§ Your objective
Pull out every line below holding the word "Estimated".

### Entries supplied

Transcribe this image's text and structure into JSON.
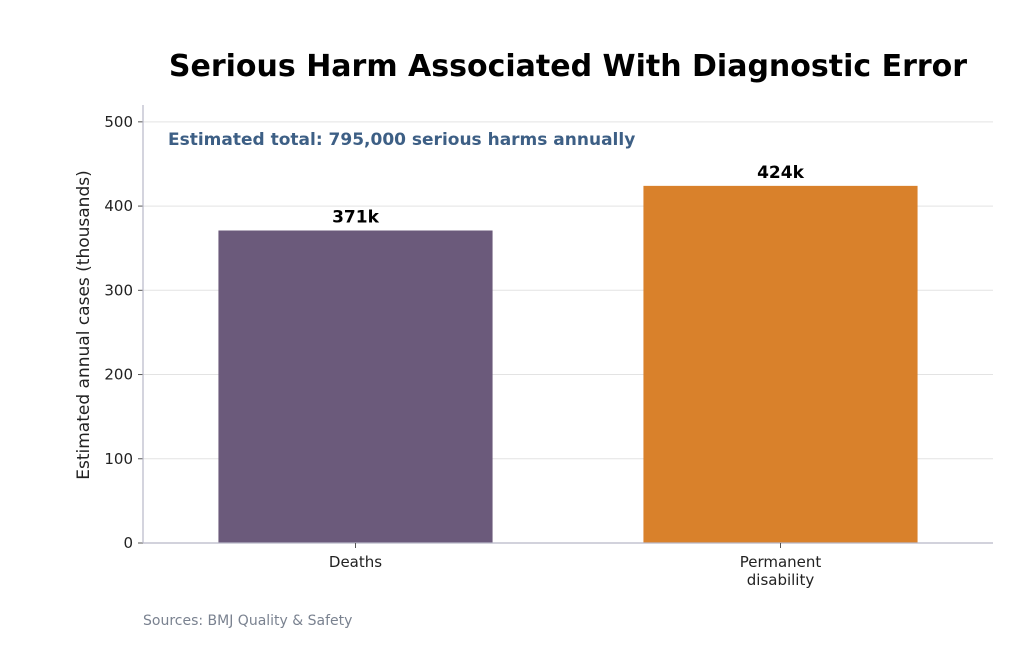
{
  "chart_data": {
    "type": "bar",
    "title": "Serious Harm Associated With Diagnostic Error",
    "annotation": "Estimated total: 795,000 serious harms annually",
    "xlabel": "",
    "ylabel": "Estimated annual cases (thousands)",
    "ylim": [
      0,
      520
    ],
    "yticks": [
      0,
      100,
      200,
      300,
      400,
      500
    ],
    "grid": true,
    "categories": [
      [
        "Deaths"
      ],
      [
        "Permanent",
        "disability"
      ]
    ],
    "values": [
      371,
      424
    ],
    "data_labels": [
      "371k",
      "424k"
    ],
    "colors": [
      "#6b5a7b",
      "#d9812b"
    ]
  },
  "annotation_color": "#3d5f85",
  "source": "Sources: BMJ Quality & Safety"
}
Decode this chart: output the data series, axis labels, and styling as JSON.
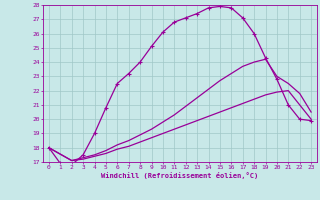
{
  "xlabel": "Windchill (Refroidissement éolien,°C)",
  "xlim": [
    -0.5,
    23.5
  ],
  "ylim": [
    17,
    28
  ],
  "xticks": [
    0,
    1,
    2,
    3,
    4,
    5,
    6,
    7,
    8,
    9,
    10,
    11,
    12,
    13,
    14,
    15,
    16,
    17,
    18,
    19,
    20,
    21,
    22,
    23
  ],
  "yticks": [
    17,
    18,
    19,
    20,
    21,
    22,
    23,
    24,
    25,
    26,
    27,
    28
  ],
  "bg_color": "#c8e8e8",
  "line_color": "#990099",
  "grid_color": "#a0c8c8",
  "line1_x": [
    0,
    1,
    2,
    3,
    4,
    5,
    6,
    7,
    8,
    9,
    10,
    11,
    12,
    13,
    14,
    15,
    16,
    17,
    18,
    19,
    20,
    21,
    22,
    23
  ],
  "line1_y": [
    18.0,
    16.9,
    16.8,
    17.5,
    19.0,
    20.8,
    22.5,
    23.2,
    24.0,
    25.1,
    26.1,
    26.8,
    27.1,
    27.4,
    27.8,
    27.9,
    27.8,
    27.1,
    26.0,
    24.3,
    22.8,
    21.0,
    20.0,
    19.9
  ],
  "line2_x": [
    0,
    2,
    3,
    4,
    5,
    6,
    7,
    8,
    9,
    10,
    11,
    12,
    13,
    14,
    15,
    16,
    17,
    18,
    19,
    20,
    21,
    22,
    23
  ],
  "line2_y": [
    18.0,
    17.1,
    17.3,
    17.5,
    17.8,
    18.2,
    18.5,
    18.9,
    19.3,
    19.8,
    20.3,
    20.9,
    21.5,
    22.1,
    22.7,
    23.2,
    23.7,
    24.0,
    24.2,
    23.0,
    22.5,
    21.8,
    20.5
  ],
  "line3_x": [
    0,
    2,
    3,
    4,
    5,
    6,
    7,
    8,
    9,
    10,
    11,
    12,
    13,
    14,
    15,
    16,
    17,
    18,
    19,
    20,
    21,
    22,
    23
  ],
  "line3_y": [
    18.0,
    17.1,
    17.2,
    17.4,
    17.6,
    17.9,
    18.1,
    18.4,
    18.7,
    19.0,
    19.3,
    19.6,
    19.9,
    20.2,
    20.5,
    20.8,
    21.1,
    21.4,
    21.7,
    21.9,
    22.0,
    21.0,
    20.0
  ]
}
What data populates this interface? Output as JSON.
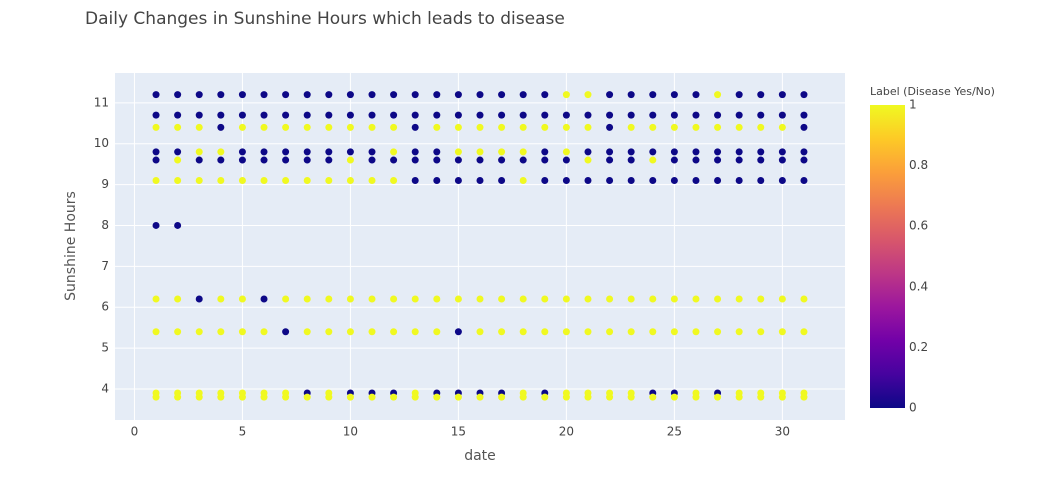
{
  "chart_data": {
    "type": "scatter",
    "title": "Daily Changes in Sunshine Hours which leads to disease",
    "x_label": "date",
    "y_label": "Sunshine Hours",
    "colorbar_title": "Label (Disease Yes/No)",
    "xlim": [
      -0.9,
      32.9
    ],
    "xticks": [
      0,
      5,
      10,
      15,
      20,
      25,
      30
    ],
    "ylim": [
      3.24,
      11.73
    ],
    "yticks": [
      4,
      5,
      6,
      7,
      8,
      9,
      10,
      11
    ],
    "clim": [
      0,
      1
    ],
    "cticks": [
      0,
      0.2,
      0.4,
      0.6,
      0.8,
      1
    ],
    "colorscale": [
      "#0d0887",
      "#46039f",
      "#7201a8",
      "#9c179e",
      "#bd3786",
      "#d8576b",
      "#ed7953",
      "#fb9f3a",
      "#fdca26",
      "#f0f921"
    ],
    "background": "#e5ecf6",
    "grid": true,
    "x": [
      1,
      2,
      3,
      4,
      5,
      6,
      7,
      8,
      9,
      10,
      11,
      12,
      13,
      14,
      15,
      16,
      17,
      18,
      19,
      20,
      21,
      22,
      23,
      24,
      25,
      26,
      27,
      28,
      29,
      30,
      31,
      1,
      2,
      3,
      4,
      5,
      6,
      7,
      8,
      9,
      10,
      11,
      12,
      13,
      14,
      15,
      16,
      17,
      18,
      19,
      20,
      21,
      22,
      23,
      24,
      25,
      26,
      27,
      28,
      29,
      30,
      31,
      1,
      2,
      3,
      4,
      5,
      6,
      7,
      8,
      9,
      10,
      11,
      12,
      13,
      14,
      15,
      16,
      17,
      18,
      19,
      20,
      21,
      22,
      23,
      24,
      25,
      26,
      27,
      28,
      29,
      30,
      31,
      1,
      2,
      3,
      4,
      5,
      6,
      7,
      8,
      9,
      10,
      11,
      12,
      13,
      14,
      15,
      16,
      17,
      18,
      19,
      20,
      21,
      22,
      23,
      24,
      25,
      26,
      27,
      28,
      29,
      30,
      31,
      1,
      2,
      3,
      4,
      5,
      6,
      7,
      8,
      9,
      10,
      11,
      12,
      13,
      14,
      15,
      16,
      17,
      18,
      19,
      20,
      21,
      22,
      23,
      24,
      25,
      26,
      27,
      28,
      29,
      30,
      31,
      1,
      2,
      3,
      4,
      5,
      6,
      7,
      8,
      9,
      10,
      11,
      12,
      13,
      14,
      15,
      16,
      17,
      18,
      19,
      20,
      21,
      22,
      23,
      24,
      25,
      26,
      27,
      28,
      29,
      30,
      31,
      1,
      2,
      1,
      2,
      3,
      4,
      5,
      6,
      7,
      8,
      9,
      10,
      11,
      12,
      13,
      14,
      15,
      16,
      17,
      18,
      19,
      20,
      21,
      22,
      23,
      24,
      25,
      26,
      27,
      28,
      29,
      30,
      31,
      1,
      2,
      3,
      4,
      5,
      6,
      7,
      8,
      9,
      10,
      11,
      12,
      13,
      14,
      15,
      16,
      17,
      18,
      19,
      20,
      21,
      22,
      23,
      24,
      25,
      26,
      27,
      28,
      29,
      30,
      31,
      1,
      2,
      3,
      4,
      5,
      6,
      7,
      8,
      9,
      10,
      11,
      12,
      13,
      14,
      15,
      16,
      17,
      18,
      19,
      20,
      21,
      22,
      23,
      24,
      25,
      26,
      27,
      28,
      29,
      30,
      31,
      1,
      2,
      3,
      4,
      5,
      6,
      7,
      8,
      9,
      10,
      11,
      12,
      13,
      14,
      15,
      16,
      17,
      18,
      19,
      20,
      21,
      22,
      23,
      24,
      25,
      26,
      27,
      28,
      29,
      30,
      31
    ],
    "y": [
      11.2,
      11.2,
      11.2,
      11.2,
      11.2,
      11.2,
      11.2,
      11.2,
      11.2,
      11.2,
      11.2,
      11.2,
      11.2,
      11.2,
      11.2,
      11.2,
      11.2,
      11.2,
      11.2,
      11.2,
      11.2,
      11.2,
      11.2,
      11.2,
      11.2,
      11.2,
      11.2,
      11.2,
      11.2,
      11.2,
      11.2,
      10.7,
      10.7,
      10.7,
      10.7,
      10.7,
      10.7,
      10.7,
      10.7,
      10.7,
      10.7,
      10.7,
      10.7,
      10.7,
      10.7,
      10.7,
      10.7,
      10.7,
      10.7,
      10.7,
      10.7,
      10.7,
      10.7,
      10.7,
      10.7,
      10.7,
      10.7,
      10.7,
      10.7,
      10.7,
      10.7,
      10.7,
      10.4,
      10.4,
      10.4,
      10.4,
      10.4,
      10.4,
      10.4,
      10.4,
      10.4,
      10.4,
      10.4,
      10.4,
      10.4,
      10.4,
      10.4,
      10.4,
      10.4,
      10.4,
      10.4,
      10.4,
      10.4,
      10.4,
      10.4,
      10.4,
      10.4,
      10.4,
      10.4,
      10.4,
      10.4,
      10.4,
      10.4,
      9.8,
      9.8,
      9.8,
      9.8,
      9.8,
      9.8,
      9.8,
      9.8,
      9.8,
      9.8,
      9.8,
      9.8,
      9.8,
      9.8,
      9.8,
      9.8,
      9.8,
      9.8,
      9.8,
      9.8,
      9.8,
      9.8,
      9.8,
      9.8,
      9.8,
      9.8,
      9.8,
      9.8,
      9.8,
      9.8,
      9.8,
      9.6,
      9.6,
      9.6,
      9.6,
      9.6,
      9.6,
      9.6,
      9.6,
      9.6,
      9.6,
      9.6,
      9.6,
      9.6,
      9.6,
      9.6,
      9.6,
      9.6,
      9.6,
      9.6,
      9.6,
      9.6,
      9.6,
      9.6,
      9.6,
      9.6,
      9.6,
      9.6,
      9.6,
      9.6,
      9.6,
      9.6,
      9.1,
      9.1,
      9.1,
      9.1,
      9.1,
      9.1,
      9.1,
      9.1,
      9.1,
      9.1,
      9.1,
      9.1,
      9.1,
      9.1,
      9.1,
      9.1,
      9.1,
      9.1,
      9.1,
      9.1,
      9.1,
      9.1,
      9.1,
      9.1,
      9.1,
      9.1,
      9.1,
      9.1,
      9.1,
      9.1,
      9.1,
      8.0,
      8.0,
      6.2,
      6.2,
      6.2,
      6.2,
      6.2,
      6.2,
      6.2,
      6.2,
      6.2,
      6.2,
      6.2,
      6.2,
      6.2,
      6.2,
      6.2,
      6.2,
      6.2,
      6.2,
      6.2,
      6.2,
      6.2,
      6.2,
      6.2,
      6.2,
      6.2,
      6.2,
      6.2,
      6.2,
      6.2,
      6.2,
      6.2,
      5.4,
      5.4,
      5.4,
      5.4,
      5.4,
      5.4,
      5.4,
      5.4,
      5.4,
      5.4,
      5.4,
      5.4,
      5.4,
      5.4,
      5.4,
      5.4,
      5.4,
      5.4,
      5.4,
      5.4,
      5.4,
      5.4,
      5.4,
      5.4,
      5.4,
      5.4,
      5.4,
      5.4,
      5.4,
      5.4,
      5.4,
      3.9,
      3.9,
      3.9,
      3.9,
      3.9,
      3.9,
      3.9,
      3.9,
      3.9,
      3.9,
      3.9,
      3.9,
      3.9,
      3.9,
      3.9,
      3.9,
      3.9,
      3.9,
      3.9,
      3.9,
      3.9,
      3.9,
      3.9,
      3.9,
      3.9,
      3.9,
      3.9,
      3.9,
      3.9,
      3.9,
      3.9,
      3.8,
      3.8,
      3.8,
      3.8,
      3.8,
      3.8,
      3.8,
      3.8,
      3.8,
      3.8,
      3.8,
      3.8,
      3.8,
      3.8,
      3.8,
      3.8,
      3.8,
      3.8,
      3.8,
      3.8,
      3.8,
      3.8,
      3.8,
      3.8,
      3.8,
      3.8,
      3.8,
      3.8,
      3.8,
      3.8,
      3.8
    ],
    "color_values": [
      0,
      0,
      0,
      0,
      0,
      0,
      0,
      0,
      0,
      0,
      0,
      0,
      0,
      0,
      0,
      0,
      0,
      0,
      0,
      1,
      1,
      0,
      0,
      0,
      0,
      0,
      1,
      0,
      0,
      0,
      0,
      0,
      0,
      0,
      0,
      0,
      0,
      0,
      0,
      0,
      0,
      0,
      0,
      0,
      0,
      0,
      0,
      0,
      0,
      0,
      0,
      0,
      0,
      0,
      0,
      0,
      0,
      0,
      0,
      0,
      0,
      0,
      1,
      1,
      1,
      0,
      1,
      1,
      1,
      1,
      1,
      1,
      1,
      1,
      0,
      1,
      1,
      1,
      1,
      1,
      1,
      1,
      1,
      0,
      1,
      1,
      1,
      1,
      1,
      1,
      1,
      1,
      0,
      0,
      0,
      1,
      1,
      0,
      0,
      0,
      0,
      0,
      0,
      0,
      1,
      0,
      0,
      1,
      1,
      1,
      1,
      0,
      1,
      0,
      0,
      0,
      0,
      0,
      0,
      0,
      0,
      0,
      0,
      0,
      0,
      1,
      0,
      0,
      0,
      0,
      0,
      0,
      0,
      1,
      0,
      0,
      0,
      0,
      0,
      0,
      0,
      0,
      0,
      0,
      1,
      0,
      0,
      1,
      0,
      0,
      0,
      0,
      0,
      0,
      0,
      1,
      1,
      1,
      1,
      1,
      1,
      1,
      1,
      1,
      1,
      1,
      1,
      0,
      0,
      0,
      0,
      0,
      1,
      0,
      0,
      0,
      0,
      0,
      0,
      0,
      0,
      0,
      0,
      0,
      0,
      0,
      0,
      0,
      1,
      1,
      0,
      1,
      1,
      0,
      1,
      1,
      1,
      1,
      1,
      1,
      1,
      1,
      1,
      1,
      1,
      1,
      1,
      1,
      1,
      1,
      1,
      1,
      1,
      1,
      1,
      1,
      1,
      1,
      1,
      1,
      1,
      1,
      1,
      1,
      1,
      0,
      1,
      1,
      1,
      1,
      1,
      1,
      1,
      0,
      1,
      1,
      1,
      1,
      1,
      1,
      1,
      1,
      1,
      1,
      1,
      1,
      1,
      1,
      1,
      1,
      1,
      1,
      1,
      1,
      1,
      1,
      1,
      0,
      1,
      0,
      0,
      0,
      1,
      0,
      0,
      0,
      0,
      1,
      0,
      1,
      1,
      1,
      1,
      0,
      0,
      1,
      0,
      1,
      1,
      1,
      1,
      1,
      1,
      1,
      1,
      1,
      1,
      1,
      1,
      1,
      1,
      1,
      1,
      1,
      1,
      1,
      1,
      1,
      1,
      1,
      1,
      1,
      1,
      1,
      1,
      1,
      1,
      1,
      1,
      1,
      1,
      1
    ]
  }
}
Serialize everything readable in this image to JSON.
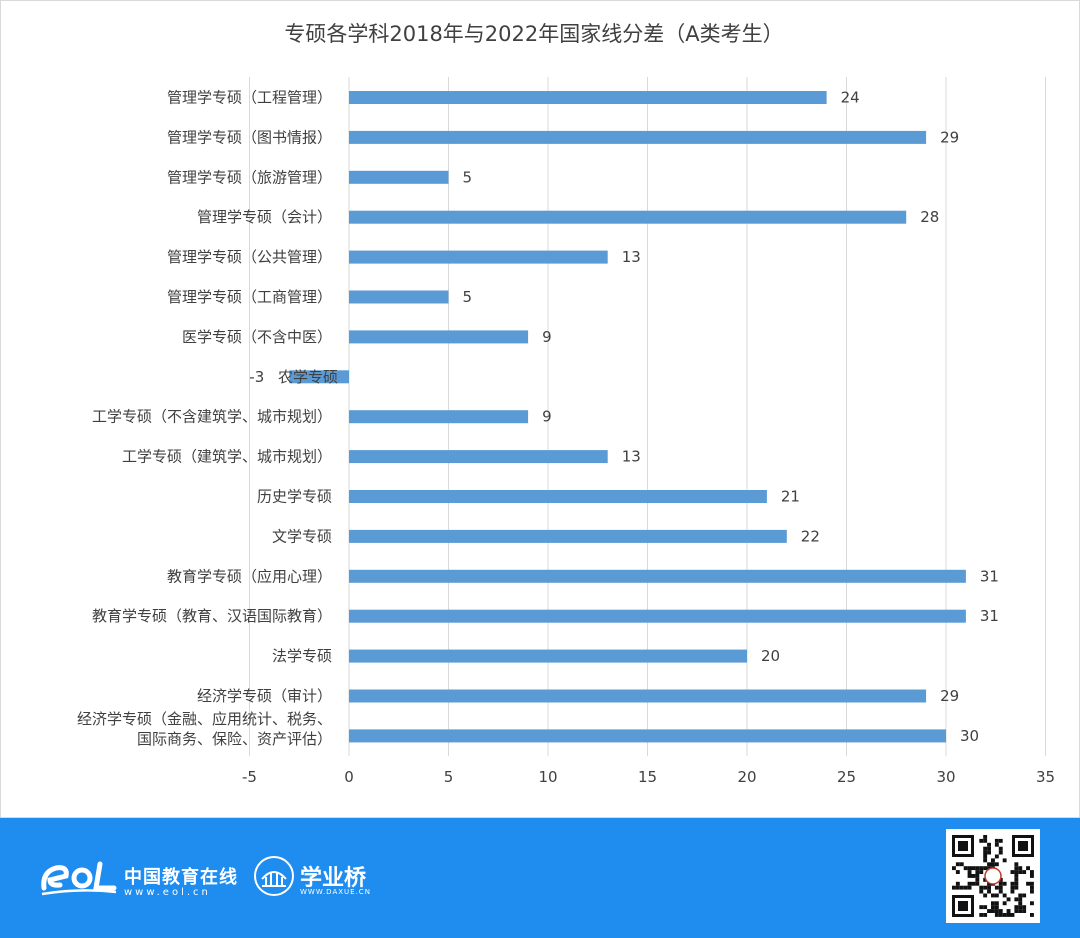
{
  "chart_data": {
    "type": "bar",
    "orientation": "horizontal",
    "title": "专硕各学科2018年与2022年国家线分差（A类考生）",
    "categories": [
      [
        "管理学专硕（工程管理）"
      ],
      [
        "管理学专硕（图书情报）"
      ],
      [
        "管理学专硕（旅游管理）"
      ],
      [
        "管理学专硕（会计）"
      ],
      [
        "管理学专硕（公共管理）"
      ],
      [
        "管理学专硕（工商管理）"
      ],
      [
        "医学专硕（不含中医）"
      ],
      [
        "农学专硕"
      ],
      [
        "工学专硕（不含建筑学、城市规划）"
      ],
      [
        "工学专硕（建筑学、城市规划）"
      ],
      [
        "历史学专硕"
      ],
      [
        "文学专硕"
      ],
      [
        "教育学专硕（应用心理）"
      ],
      [
        "教育学专硕（教育、汉语国际教育）"
      ],
      [
        "法学专硕"
      ],
      [
        "经济学专硕（审计）"
      ],
      [
        "经济学专硕（金融、应用统计、税务、",
        "国际商务、保险、资产评估）"
      ]
    ],
    "values": [
      24,
      29,
      5,
      28,
      13,
      5,
      9,
      -3,
      9,
      13,
      21,
      22,
      31,
      31,
      20,
      29,
      30
    ],
    "xlim": [
      -5,
      35
    ],
    "xticks": [
      -5,
      0,
      5,
      10,
      15,
      20,
      25,
      30,
      35
    ],
    "grid": "vertical",
    "bar_color": "#5b9bd5",
    "legend": "none"
  },
  "footer": {
    "eol_name": "中国教育在线",
    "eol_url": "www.eol.cn",
    "daxue_name": "学业桥",
    "daxue_url": "WWW.DAXUE.CN",
    "background": "#1f8cef"
  }
}
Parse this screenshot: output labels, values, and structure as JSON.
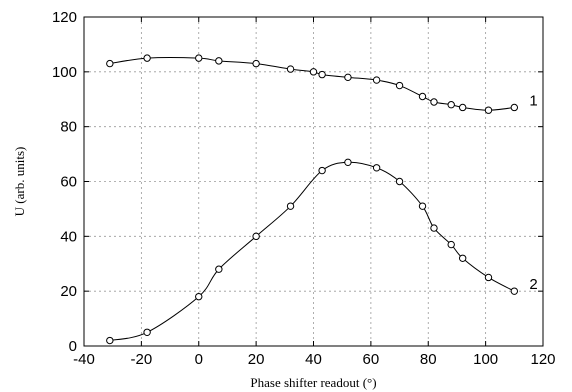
{
  "chart_data": {
    "type": "line",
    "title": "",
    "xlabel": "Phase shifter readout (°)",
    "ylabel": "U (arb. units)",
    "xlim": [
      -40,
      120
    ],
    "ylim": [
      0,
      120
    ],
    "x_ticks": [
      "-40",
      "-20",
      "0",
      "20",
      "40",
      "60",
      "80",
      "100",
      "120"
    ],
    "y_ticks": [
      "0",
      "20",
      "40",
      "60",
      "80",
      "100",
      "120"
    ],
    "grid": true,
    "series": [
      {
        "name": "1",
        "x": [
          -31,
          -18,
          0,
          7,
          20,
          32,
          40,
          43,
          52,
          62,
          70,
          78,
          82,
          88,
          92,
          101,
          110
        ],
        "y": [
          103,
          105,
          105,
          104,
          103,
          101,
          100,
          99,
          98,
          97,
          95,
          91,
          89,
          88,
          87,
          86,
          87
        ]
      },
      {
        "name": "2",
        "x": [
          -31,
          -18,
          0,
          7,
          20,
          32,
          43,
          52,
          62,
          70,
          78,
          82,
          88,
          92,
          101,
          110
        ],
        "y": [
          2,
          5,
          18,
          28,
          40,
          51,
          64,
          67,
          65,
          60,
          51,
          43,
          37,
          32,
          25,
          20
        ]
      }
    ]
  }
}
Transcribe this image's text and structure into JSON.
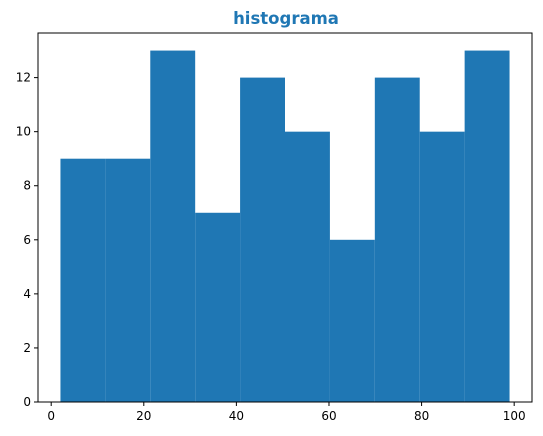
{
  "chart_data": {
    "type": "bar",
    "title": "histograma",
    "xlabel": "",
    "ylabel": "",
    "bin_edges": [
      2,
      11.7,
      21.4,
      31.1,
      40.8,
      50.5,
      60.2,
      69.9,
      79.6,
      89.3,
      99
    ],
    "values": [
      9,
      9,
      13,
      7,
      12,
      10,
      6,
      12,
      10,
      13
    ],
    "xlim": [
      -2.85,
      103.85
    ],
    "ylim": [
      0,
      13.65
    ],
    "x_ticks": [
      0,
      20,
      40,
      60,
      80,
      100
    ],
    "y_ticks": [
      0,
      2,
      4,
      6,
      8,
      10,
      12
    ],
    "grid": false,
    "legend": "none",
    "bar_color": "#1f77b4",
    "title_color": "#1f77b4"
  }
}
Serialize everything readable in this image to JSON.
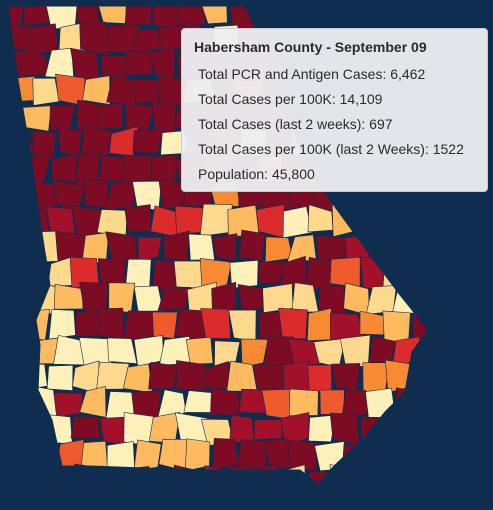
{
  "tooltip": {
    "title": "Habersham County - September 09",
    "rows": [
      "Total PCR and Antigen Cases: 6,462",
      "Total Cases per 100K: 14,109",
      "Total Cases (last 2 weeks): 697",
      "Total Cases per 100K (last 2 Weeks): 1522",
      "Population: 45,800"
    ]
  }
}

######

§ Result of this exercise
    "annotation": "Estimated total: 795,000 serious harms annually",
    "ylabel": "Estimated annual cases (thousands)",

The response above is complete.